## Written instruction
Pull out every line from the listing that has the word "cm时弹力大小为".

####################

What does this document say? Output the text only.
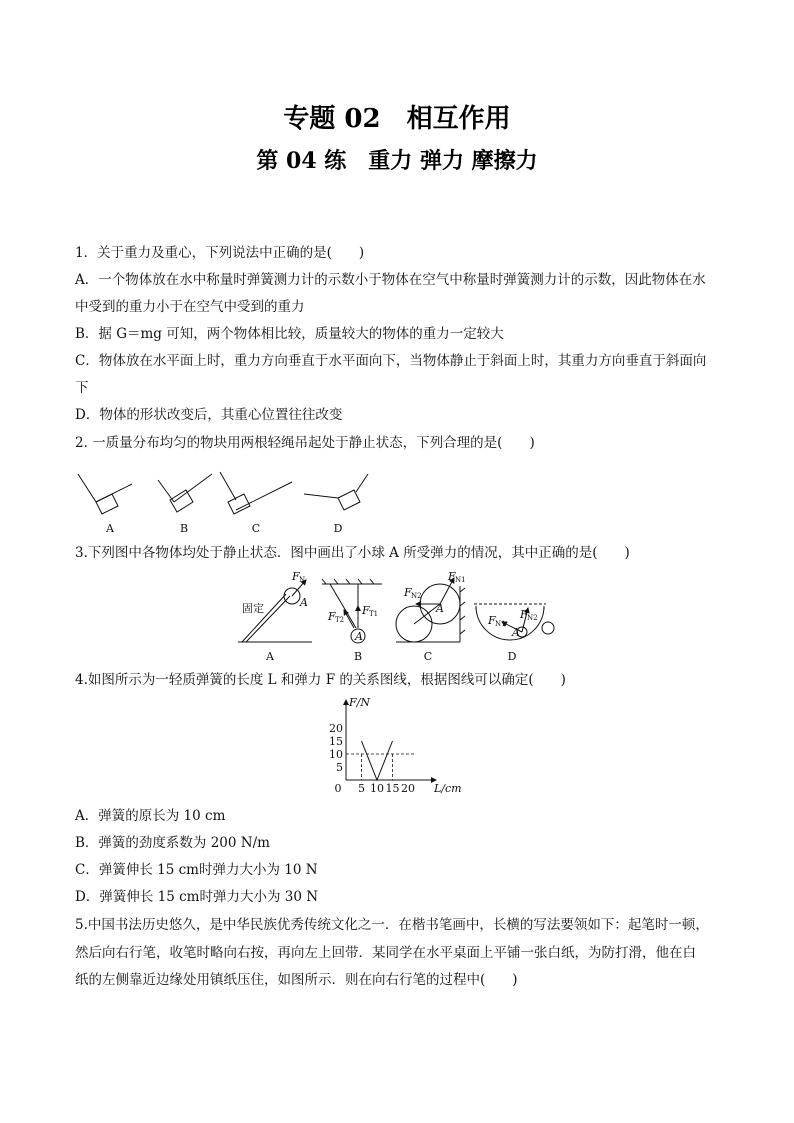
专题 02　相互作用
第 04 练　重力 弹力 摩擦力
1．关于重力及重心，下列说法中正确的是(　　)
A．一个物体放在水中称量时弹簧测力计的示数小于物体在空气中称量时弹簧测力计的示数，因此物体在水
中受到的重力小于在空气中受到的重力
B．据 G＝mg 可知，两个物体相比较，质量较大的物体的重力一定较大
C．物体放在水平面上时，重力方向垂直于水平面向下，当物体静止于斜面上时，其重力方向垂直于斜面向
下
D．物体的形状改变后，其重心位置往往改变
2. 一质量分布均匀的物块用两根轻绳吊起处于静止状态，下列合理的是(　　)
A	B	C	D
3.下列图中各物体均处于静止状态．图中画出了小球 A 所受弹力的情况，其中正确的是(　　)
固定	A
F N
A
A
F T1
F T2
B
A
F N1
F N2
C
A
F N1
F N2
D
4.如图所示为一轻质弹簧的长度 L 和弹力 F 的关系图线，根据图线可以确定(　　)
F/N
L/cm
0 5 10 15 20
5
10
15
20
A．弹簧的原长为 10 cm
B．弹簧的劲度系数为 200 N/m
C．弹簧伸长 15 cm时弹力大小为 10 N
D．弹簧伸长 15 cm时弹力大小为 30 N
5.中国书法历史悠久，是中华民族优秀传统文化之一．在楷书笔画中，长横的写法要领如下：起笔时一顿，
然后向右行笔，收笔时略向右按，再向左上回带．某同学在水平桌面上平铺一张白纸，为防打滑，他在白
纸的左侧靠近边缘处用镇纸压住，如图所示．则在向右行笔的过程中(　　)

####################

## Complete output
C．弹簧伸长 15 cm时弹力大小为 10 N
D．弹簧伸长 15 cm时弹力大小为 30 N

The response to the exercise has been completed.